August 14th, 2011 at 9:39 pm
“And thanks to your clever lawyers and a Supreme Court majority that is intent on removing all checks to corporate power, it’s perfectly legal.”
It might be legal, in the sense that it was done under the color of law, but it is anything but perfectly legal.
In addition to the more blatantly unconstitutional laws and powers we have allowed to become precedent (currency, the right to trial by a jury of peers where the value in controversy shall exceed twenty dollars, or the duty of Congress to declare war, for example), the idea that our constitution protects corporations, or that the drafters ever contemplated the creation of a legal super person that can neither die, nor be a citizen, nor vote, nor swear an oath, nor be deposed, nor indicted, tried, or convicted of a crime, is ridiculous.
Some might think it heresy, but we need to do away with corporations completely. Except in situations where the risks associated with a particular business activity is great but the potential reward to society is compelling enough to limit the liability of the enterprise (the hurried development of a vaccine, for example), there is no valid reason or social benefit to offering such legal insulation to a mob of thieves and despoilers. The corporate shield has become both a license to cheat the system and a get-out-of-jail-free card. It no longer limits liability, it encourages criminality.
August 14th, 2011 at 9:44 pm
Bernanke Pledges to Screw Your Grandmother for at Least Two More Years.
http://www.theburningplatform.com/?p=19975
August 14th, 2011 at 9:53 pm
And they have the Tea Partiers bought into an equation in which they are the ultimate losers. Karmic, except they’re dragging the rest of us humble peasants along with them.
August 14th, 2011 at 10:03 pm
It all makes perfect sense since Corporations are people .. my friends.
August 14th, 2011 at 10:08 pm
Agree with your article. But I also see economic theory supporting it. When tax rates turn regressive/flat (i.e. when top-quartile effective tax rates are less than 25% higher than rates on the lowest quartile of income earners), then the lower marginal propensity to consume by top earners slams the brakes on the economy. I’m guessing that the top 10% of earners have a very low burn rate (less than 50% 0f income).
There are some idiots out there who also argue that money goes into needed investment. Why that is a stupid argument is that, most of the time, economies run at rates of industrial capacity and employment
that are far below maximum levels.
It’s simple to see why all ignore these parameters – there’s never any money/glory in having economic policy whose goal is to raise standards of living for all. Most of it is driven by special interest. In the end, I see changes in tax rates as a much greater influence on economics than the arbitrary and mostly incorrect adjustments to interest rates by central bankers. Unfortunately, this all means that corruption is high.

To do |
**a.** In the comment thread, what does the commenter say the corporate shield now encourages?
**b.** Print the portion of the comment thread between "It’s simple to" and "corruption is high.", inclusive.
**c.** Carry on the comment thread from the point where it stops.

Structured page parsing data

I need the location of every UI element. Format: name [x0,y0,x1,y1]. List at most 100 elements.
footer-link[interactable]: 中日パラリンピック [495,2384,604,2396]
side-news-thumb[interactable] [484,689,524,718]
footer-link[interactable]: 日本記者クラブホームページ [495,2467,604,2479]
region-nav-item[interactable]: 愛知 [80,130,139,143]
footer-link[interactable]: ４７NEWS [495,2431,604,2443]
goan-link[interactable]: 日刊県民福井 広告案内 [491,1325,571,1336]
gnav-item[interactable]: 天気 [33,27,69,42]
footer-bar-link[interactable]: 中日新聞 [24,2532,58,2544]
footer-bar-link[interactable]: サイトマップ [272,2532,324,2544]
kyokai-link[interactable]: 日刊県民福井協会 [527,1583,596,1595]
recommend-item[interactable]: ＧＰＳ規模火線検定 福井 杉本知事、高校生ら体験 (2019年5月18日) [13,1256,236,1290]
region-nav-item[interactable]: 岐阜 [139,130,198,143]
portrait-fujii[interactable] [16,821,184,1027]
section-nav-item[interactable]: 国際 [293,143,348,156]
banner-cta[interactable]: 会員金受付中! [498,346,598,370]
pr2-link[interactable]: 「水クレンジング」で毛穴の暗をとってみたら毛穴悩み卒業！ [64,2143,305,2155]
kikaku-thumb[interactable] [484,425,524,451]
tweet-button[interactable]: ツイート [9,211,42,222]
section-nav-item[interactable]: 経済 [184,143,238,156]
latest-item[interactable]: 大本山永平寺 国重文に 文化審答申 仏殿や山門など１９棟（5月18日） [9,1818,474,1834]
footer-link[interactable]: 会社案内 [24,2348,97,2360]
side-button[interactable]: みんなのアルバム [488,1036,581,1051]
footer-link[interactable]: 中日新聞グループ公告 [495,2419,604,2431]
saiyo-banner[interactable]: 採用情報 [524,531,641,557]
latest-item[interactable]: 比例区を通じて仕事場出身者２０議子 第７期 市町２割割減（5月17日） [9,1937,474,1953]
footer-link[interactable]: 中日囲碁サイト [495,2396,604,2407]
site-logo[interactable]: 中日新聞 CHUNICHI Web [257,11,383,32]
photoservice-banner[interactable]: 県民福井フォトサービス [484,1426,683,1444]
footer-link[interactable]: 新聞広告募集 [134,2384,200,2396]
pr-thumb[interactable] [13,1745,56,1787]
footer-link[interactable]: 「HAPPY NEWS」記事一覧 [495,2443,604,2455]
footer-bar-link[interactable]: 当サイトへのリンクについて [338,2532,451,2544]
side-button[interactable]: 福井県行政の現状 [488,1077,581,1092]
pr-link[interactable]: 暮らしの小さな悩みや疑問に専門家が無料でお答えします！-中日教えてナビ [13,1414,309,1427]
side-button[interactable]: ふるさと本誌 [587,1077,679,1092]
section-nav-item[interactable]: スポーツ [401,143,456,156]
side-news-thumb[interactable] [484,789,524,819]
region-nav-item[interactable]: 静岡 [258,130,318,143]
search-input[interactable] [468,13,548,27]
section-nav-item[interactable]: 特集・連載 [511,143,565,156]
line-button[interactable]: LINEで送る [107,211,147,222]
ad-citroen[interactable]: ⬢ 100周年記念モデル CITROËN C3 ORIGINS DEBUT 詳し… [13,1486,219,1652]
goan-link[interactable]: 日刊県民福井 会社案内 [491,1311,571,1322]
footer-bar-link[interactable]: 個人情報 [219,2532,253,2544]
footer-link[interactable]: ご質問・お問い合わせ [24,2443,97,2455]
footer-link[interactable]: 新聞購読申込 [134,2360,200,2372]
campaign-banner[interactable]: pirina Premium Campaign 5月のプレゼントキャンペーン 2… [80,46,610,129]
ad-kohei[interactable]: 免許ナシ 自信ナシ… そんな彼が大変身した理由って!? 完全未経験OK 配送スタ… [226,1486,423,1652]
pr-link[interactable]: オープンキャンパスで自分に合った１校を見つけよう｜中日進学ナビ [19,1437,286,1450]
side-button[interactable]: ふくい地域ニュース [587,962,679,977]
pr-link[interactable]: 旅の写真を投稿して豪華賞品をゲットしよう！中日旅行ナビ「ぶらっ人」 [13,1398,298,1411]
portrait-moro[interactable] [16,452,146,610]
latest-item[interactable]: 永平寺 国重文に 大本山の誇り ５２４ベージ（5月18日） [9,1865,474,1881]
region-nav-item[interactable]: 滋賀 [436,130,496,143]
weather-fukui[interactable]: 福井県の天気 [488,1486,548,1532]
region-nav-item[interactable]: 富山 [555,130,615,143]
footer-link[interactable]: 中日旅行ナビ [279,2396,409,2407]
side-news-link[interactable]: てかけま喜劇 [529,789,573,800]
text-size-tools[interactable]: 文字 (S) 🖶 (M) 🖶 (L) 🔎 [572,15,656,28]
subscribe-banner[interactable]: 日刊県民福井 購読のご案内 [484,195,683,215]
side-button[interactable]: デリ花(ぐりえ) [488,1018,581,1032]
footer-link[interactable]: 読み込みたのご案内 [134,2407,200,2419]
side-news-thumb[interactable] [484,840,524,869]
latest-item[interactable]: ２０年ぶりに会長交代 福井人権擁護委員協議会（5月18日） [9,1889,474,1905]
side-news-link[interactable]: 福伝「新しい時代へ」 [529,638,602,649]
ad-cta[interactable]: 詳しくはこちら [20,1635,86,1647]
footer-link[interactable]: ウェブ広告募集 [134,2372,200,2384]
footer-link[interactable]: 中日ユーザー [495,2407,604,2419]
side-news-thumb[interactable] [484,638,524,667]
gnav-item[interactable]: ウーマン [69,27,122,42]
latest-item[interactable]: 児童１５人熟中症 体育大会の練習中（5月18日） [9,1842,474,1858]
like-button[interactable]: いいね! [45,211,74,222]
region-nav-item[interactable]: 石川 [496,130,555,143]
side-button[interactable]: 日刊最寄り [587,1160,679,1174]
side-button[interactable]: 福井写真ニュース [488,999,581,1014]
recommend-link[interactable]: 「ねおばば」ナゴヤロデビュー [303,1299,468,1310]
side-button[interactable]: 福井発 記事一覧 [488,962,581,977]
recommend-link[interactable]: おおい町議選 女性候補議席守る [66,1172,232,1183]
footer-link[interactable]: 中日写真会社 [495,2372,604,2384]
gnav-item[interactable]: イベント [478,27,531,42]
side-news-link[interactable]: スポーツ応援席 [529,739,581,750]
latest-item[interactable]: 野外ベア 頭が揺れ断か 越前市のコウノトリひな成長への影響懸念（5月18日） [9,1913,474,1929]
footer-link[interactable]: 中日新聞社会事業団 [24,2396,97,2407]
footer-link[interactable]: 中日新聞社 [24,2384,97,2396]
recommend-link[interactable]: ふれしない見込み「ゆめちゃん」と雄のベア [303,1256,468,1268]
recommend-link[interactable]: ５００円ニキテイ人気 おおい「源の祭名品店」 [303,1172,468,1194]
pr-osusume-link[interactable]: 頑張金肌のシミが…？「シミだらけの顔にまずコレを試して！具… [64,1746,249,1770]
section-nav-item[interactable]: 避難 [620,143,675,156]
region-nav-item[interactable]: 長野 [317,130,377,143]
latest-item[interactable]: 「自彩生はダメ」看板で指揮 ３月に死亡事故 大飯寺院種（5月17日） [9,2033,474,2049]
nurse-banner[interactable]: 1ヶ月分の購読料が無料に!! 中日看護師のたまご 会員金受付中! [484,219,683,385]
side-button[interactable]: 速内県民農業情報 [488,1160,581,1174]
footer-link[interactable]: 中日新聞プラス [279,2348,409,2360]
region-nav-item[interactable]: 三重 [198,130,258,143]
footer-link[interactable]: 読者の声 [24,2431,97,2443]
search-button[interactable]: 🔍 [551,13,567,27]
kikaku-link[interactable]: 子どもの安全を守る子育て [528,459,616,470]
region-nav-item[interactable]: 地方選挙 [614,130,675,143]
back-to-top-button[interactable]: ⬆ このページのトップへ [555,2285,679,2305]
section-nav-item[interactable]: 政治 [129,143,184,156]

Per-task outputs |
**a.** Criminality.

**b.**
It’s simple to see why all ignore these parameters – there’s never any money/glory in having economic policy whose goal is to raise standards of living for all. Most of it is driven by special interest. In the end, I see changes in tax rates as a much greater influence on economics than the arbitrary and mostly incorrect adjustments to interest rates by central bankers. Unfortunately, this all means that corruption is high.

**c.**
August 14th, 2011 at 10:26 pm
machinehead:
Maybe you’re mistaking “Obamacare” for some sort of left wing social handout, when it’s anything but (you might also view Obama himself, as being left wing or liberal, but his record says different).
Obamacare was a direct gift to the insurance industry — nothing less, nothing more. It is as right-wing/corporatist as you can get. The recent decision was spot on: The government has no right to force anyone to purchase anything from a private entity or class of entities. Period.
As for the jihad against regulation, hell, who cares about regulation when we don’t even have enforcement anymore?
The rest of it that you say hasn’t been achieved is on the fast track, and the Republicans have shown that they will indeed destroy the government if they don’t get their way. The privatization of government functions — including schools, military operations, prisons, pensions, space exploration, roadways, the Postal Service, and key energy, utility, infrastructure, and communications resources is a key plank of the Republican platform (that the private sector does anything better, faster, or cheaper than the government is not supported by any evidence).
August 14th, 2011 at 10:34 pm
@Petey Wheatstraw Says:
“that the private sector does anything better, faster, or cheaper than the government is not supported by any evidence” Totally disagree. There is plenty of evidence for instance: Wasn’t the banking industry bailout the best, fastest (1 year?) and cheapest (how much did they paid for congress?) heist in history?
August 14th, 2011 at 10:51 pm
I can’t help but be entertained by a notion . . . the idea of a city which is under siege by those whom have already captured it.
Interesting nation . . one in which so many groups and corporations seem to seek the esteem of being the highest placed squatter at the Treasury.
August 14th, 2011 at 11:14 pm
Yea! Petey Wheatstraw!!!!!!
You are spot on. Myself, I think Karl Marx was right. Capitalism will collapse by itself.
August 14th, 2011 at 11:44 pm
Petey,
re..”…Except in situations where the risks associated with a particular business activity is great but the potential reward to society is compelling enough to limit the liability of the enterprise (the hurried development of a vaccine, for example)…”
remember..”… there is no valid reason or social benefit to offering such legal insulation to a mob of thieves and despoilers. The corporate shield has become both a license to cheat the system and a get-out-of-jail-free card. It no longer limits liability, it encourages criminality…”
on ‘Vaccines’, you may care to read some of http://www.whale.to/vaccines.html
http://www.whale.to/vaccines/flu.html
http://www.whale.to/vaccines/vaccines.html
http://www.whale.to/m/exp8.html
surprisingly, or sadly (POV dependent, of course) too much of that information ‘checks out’ ..
August 14th, 2011 at 11:58 pm
machinehead,
Pay attention. The vast majority of the gift to health insurers and big pharma otherwise known as “Obama Care” doesn’t even kick in until 2013 and more will be phased in in later years.
Hard to keep all of the facts straight, I know, but before you bash something you obviously know little about please educate yourself.
August 15th, 2011 at 12:25 am
Now this seems much more on track than blaming the Tea Partiers.
August 15th, 2011 at 3:35 am
Blaming corporations for the problem is like blaming a rattlesnake when it bites you. The type of people that succeed in the corporate culture are sociopaths and they are doing what seems rational; gaming the system as they found it and corupting the regulatory and political systems designed to inhibit their goals.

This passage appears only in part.